WRITTEN PROBLEM. Track down each line that has the word "date" and copy it.

# # #

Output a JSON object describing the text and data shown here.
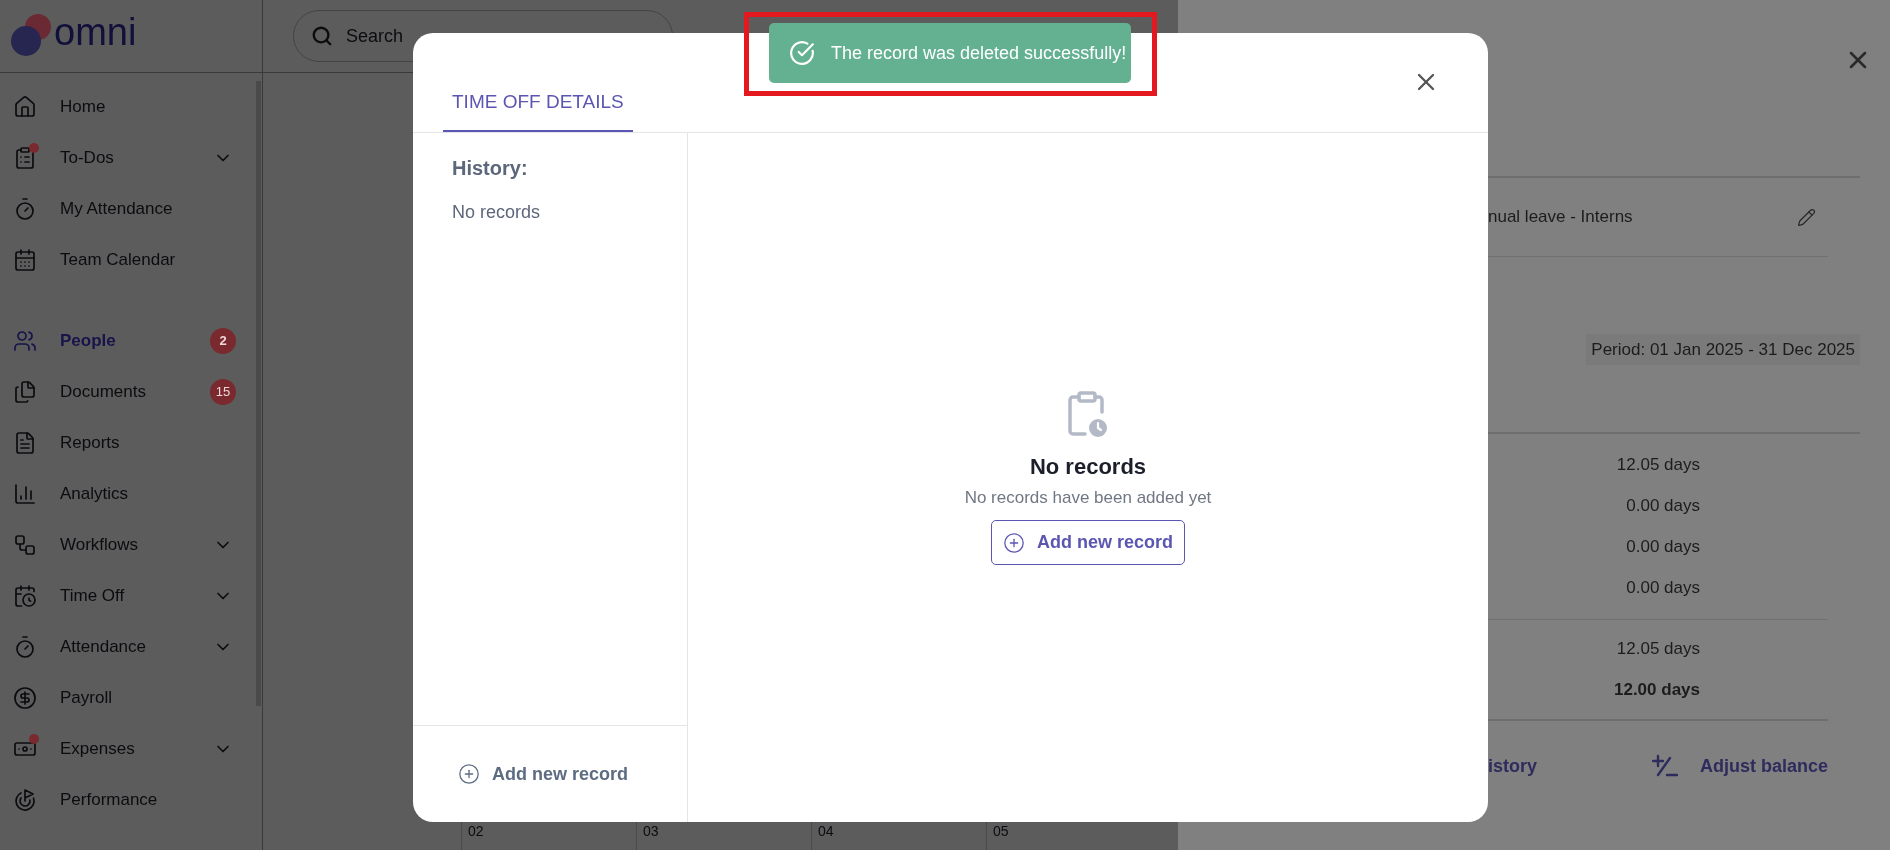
{
  "logo": {
    "text": "omni"
  },
  "search": {
    "placeholder": "Search"
  },
  "sidebar": {
    "sections": [
      [
        {
          "label": "Home",
          "selected": false,
          "expandable": false,
          "notification": false
        },
        {
          "label": "To-Dos",
          "selected": false,
          "expandable": true,
          "notification": true
        },
        {
          "label": "My Attendance",
          "selected": false,
          "expandable": false,
          "notification": false
        },
        {
          "label": "Team Calendar",
          "selected": false,
          "expandable": false,
          "notification": false
        }
      ],
      [
        {
          "label": "People",
          "selected": true,
          "expandable": false,
          "notification": false,
          "badge": "2"
        },
        {
          "label": "Documents",
          "selected": false,
          "expandable": false,
          "notification": false,
          "badge": "15"
        },
        {
          "label": "Reports",
          "selected": false,
          "expandable": false,
          "notification": false
        },
        {
          "label": "Analytics",
          "selected": false,
          "expandable": false,
          "notification": false
        },
        {
          "label": "Workflows",
          "selected": false,
          "expandable": true,
          "notification": false
        },
        {
          "label": "Time Off",
          "selected": false,
          "expandable": true,
          "notification": false
        },
        {
          "label": "Attendance",
          "selected": false,
          "expandable": true,
          "notification": false
        },
        {
          "label": "Payroll",
          "selected": false,
          "expandable": false,
          "notification": false
        },
        {
          "label": "Expenses",
          "selected": false,
          "expandable": true,
          "notification": true
        },
        {
          "label": "Performance",
          "selected": false,
          "expandable": false,
          "notification": false
        }
      ]
    ]
  },
  "calendar": {
    "days": [
      "02",
      "03",
      "04",
      "05"
    ]
  },
  "drawer": {
    "policy": "nual leave - Interns",
    "period": "Period: 01 Jan 2025 - 31 Dec 2025",
    "rows": [
      {
        "value": "12.05 days",
        "bold": false
      },
      {
        "value": "0.00 days",
        "bold": false
      },
      {
        "value": "0.00 days",
        "bold": false
      },
      {
        "value": "0.00 days",
        "bold": false
      }
    ],
    "totals": [
      {
        "value": "12.05 days",
        "bold": false
      },
      {
        "value": "12.00 days",
        "bold": true
      }
    ],
    "actions": [
      {
        "label": "istory",
        "kind": "link"
      },
      {
        "label": "Adjust balance",
        "kind": "adjust"
      }
    ]
  },
  "modal": {
    "tabs": [
      {
        "label": "TIME OFF DETAILS",
        "selected": true
      }
    ],
    "history_label": "History:",
    "history_empty": "No records",
    "add_button": "Add new record",
    "empty_state": {
      "title": "No records",
      "subtitle": "No records have been added yet",
      "button": "Add new record"
    }
  },
  "toast": {
    "text": "The record was deleted successfully!",
    "highlighted": true
  }
}
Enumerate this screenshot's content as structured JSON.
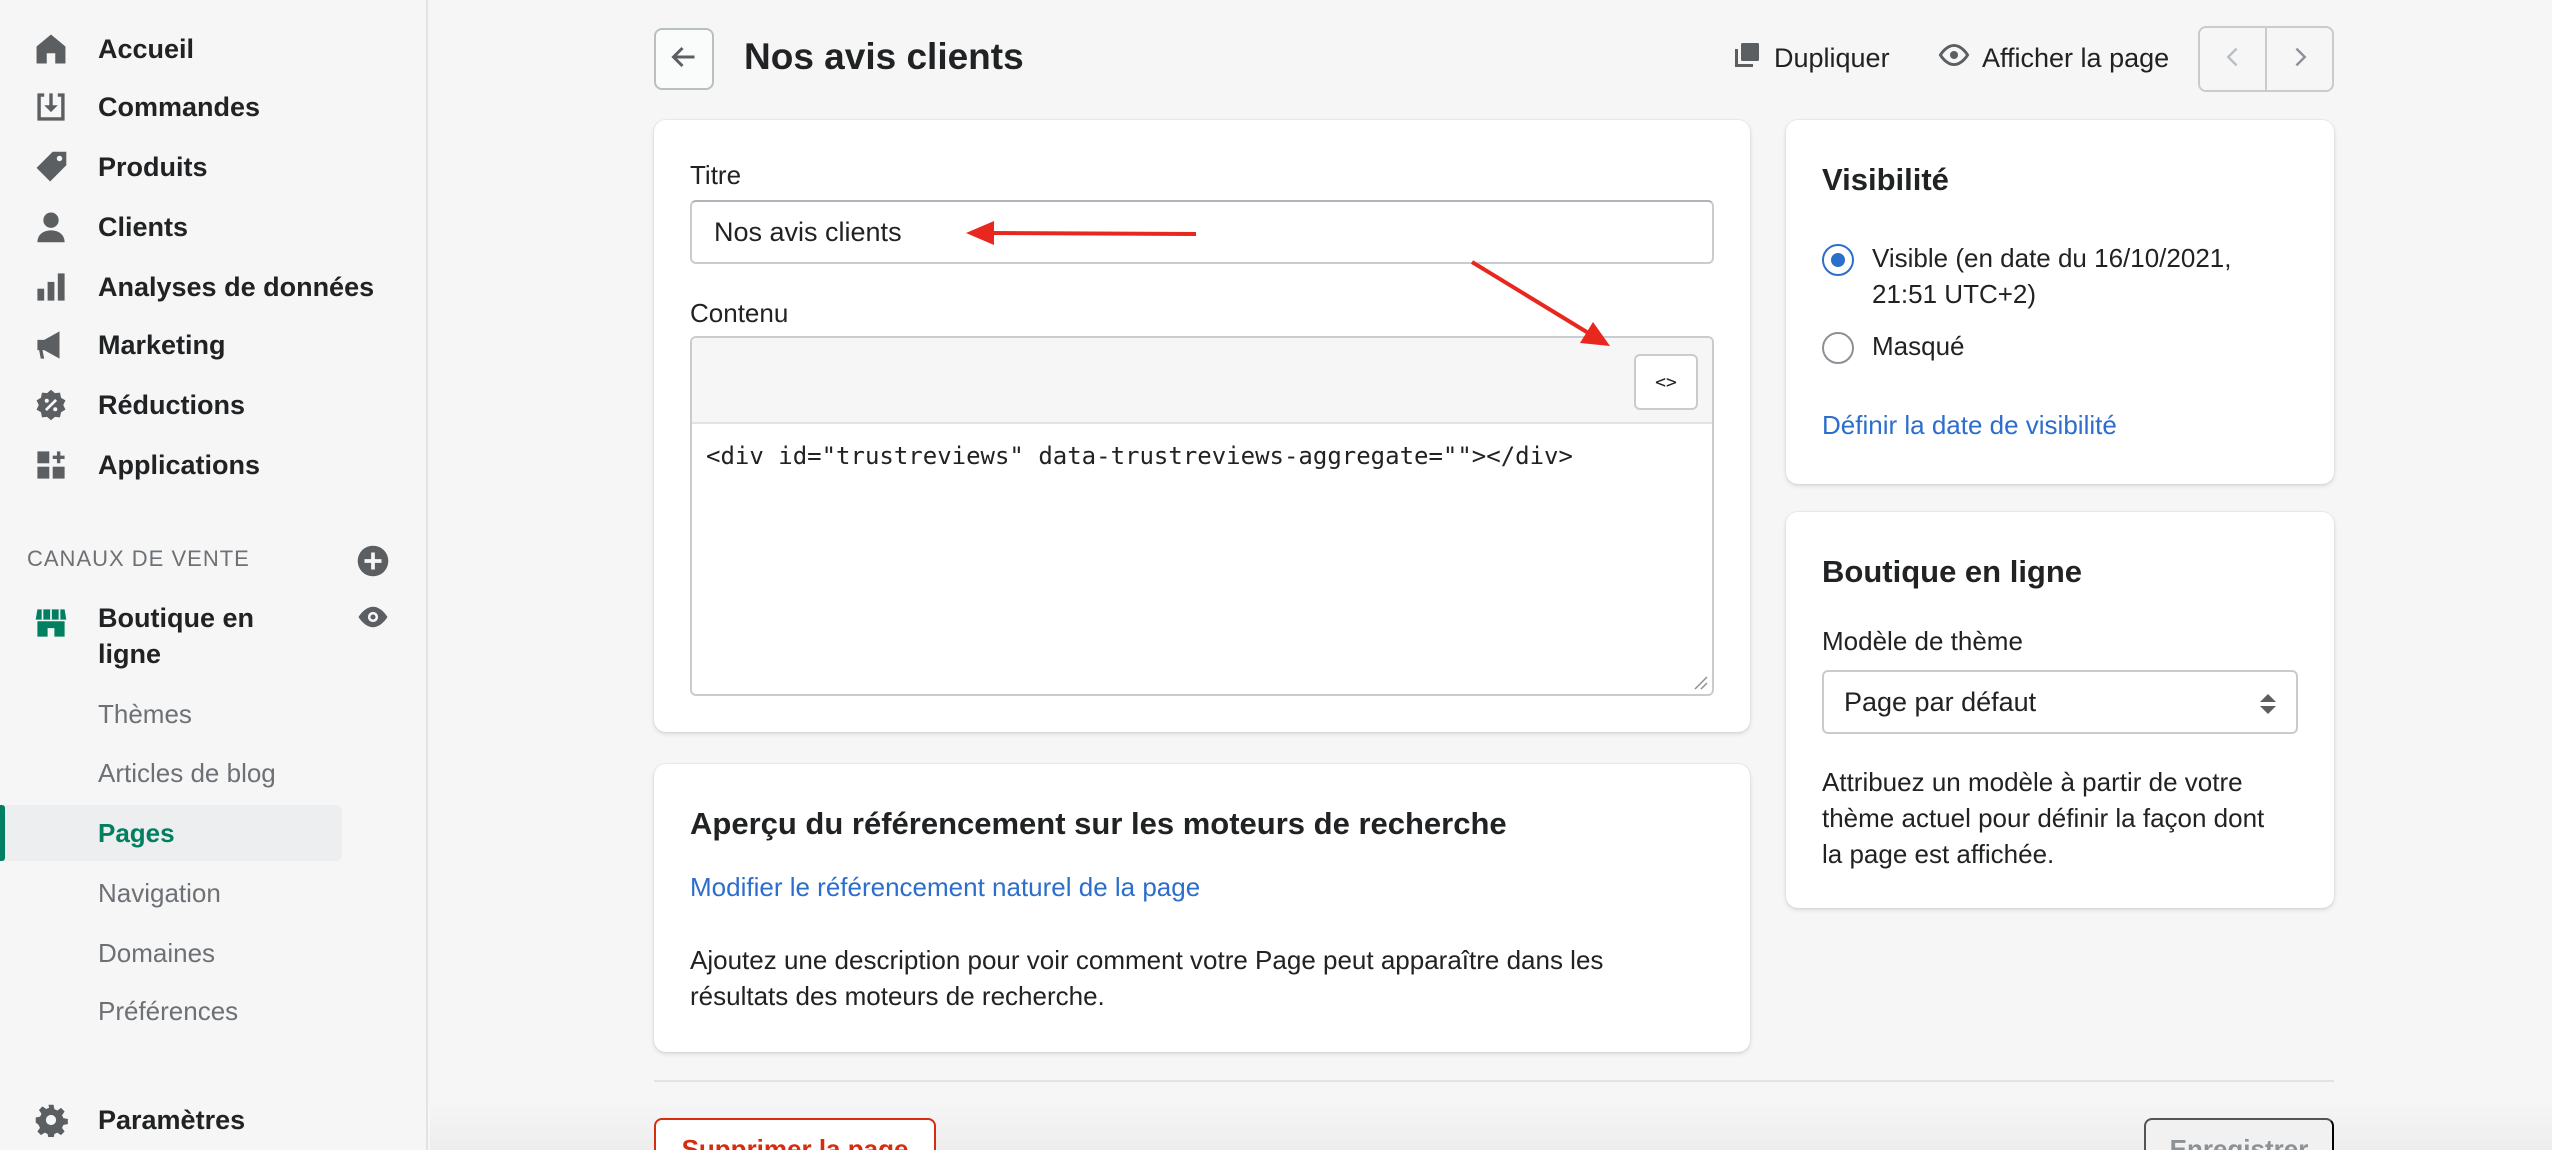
{
  "sidebar": {
    "items": [
      {
        "label": "Accueil",
        "icon": "home-icon"
      },
      {
        "label": "Commandes",
        "icon": "orders-icon"
      },
      {
        "label": "Produits",
        "icon": "tag-icon"
      },
      {
        "label": "Clients",
        "icon": "person-icon"
      },
      {
        "label": "Analyses de données",
        "icon": "bar-chart-icon"
      },
      {
        "label": "Marketing",
        "icon": "megaphone-icon"
      },
      {
        "label": "Réductions",
        "icon": "discount-icon"
      },
      {
        "label": "Applications",
        "icon": "apps-icon"
      }
    ],
    "sales_channels_title": "CANAUX DE VENTE",
    "store": {
      "label": "Boutique en\nligne",
      "icon": "store-icon"
    },
    "sub_items": [
      "Thèmes",
      "Articles de blog",
      "Pages",
      "Navigation",
      "Domaines",
      "Préférences"
    ],
    "active_sub_item": "Pages",
    "settings_label": "Paramètres"
  },
  "header": {
    "title": "Nos avis clients",
    "duplicate_label": "Dupliquer",
    "view_page_label": "Afficher la page"
  },
  "main_card": {
    "title_label": "Titre",
    "title_value": "Nos avis clients",
    "content_label": "Contenu",
    "code_button_label": "<>",
    "content_code": "<div id=\"trustreviews\" data-trustreviews-aggregate=\"\"></div>"
  },
  "seo_card": {
    "heading": "Aperçu du référencement sur les moteurs de recherche",
    "edit_link": "Modifier le référencement naturel de la page",
    "description_line1": "Ajoutez une description pour voir comment votre Page peut apparaître dans les",
    "description_line2": "résultats des moteurs de recherche."
  },
  "visibility_card": {
    "heading": "Visibilité",
    "visible_label_line1": "Visible (en date du 16/10/2021,",
    "visible_label_line2": "21:51 UTC+2)",
    "hidden_label": "Masqué",
    "selected": "visible",
    "set_date_link": "Définir la date de visibilité"
  },
  "store_card": {
    "heading": "Boutique en ligne",
    "template_label": "Modèle de thème",
    "template_value": "Page par défaut",
    "help_line1": "Attribuez un modèle à partir de votre",
    "help_line2": "thème actuel pour définir la façon dont",
    "help_line3": "la page est affichée."
  },
  "footer": {
    "delete_label": "Supprimer la page",
    "save_label": "Enregistrer"
  },
  "colors": {
    "accent_green": "#008060",
    "link_blue": "#2c6ecb",
    "danger_red": "#d72c0d",
    "annotation_red": "#e8281e"
  }
}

# # #

EXERCISE RESULT.
    "visible_label_line1": "Visible (en date du 16/10/2021,",
    "set_date_link": "Définir la date de visibilité"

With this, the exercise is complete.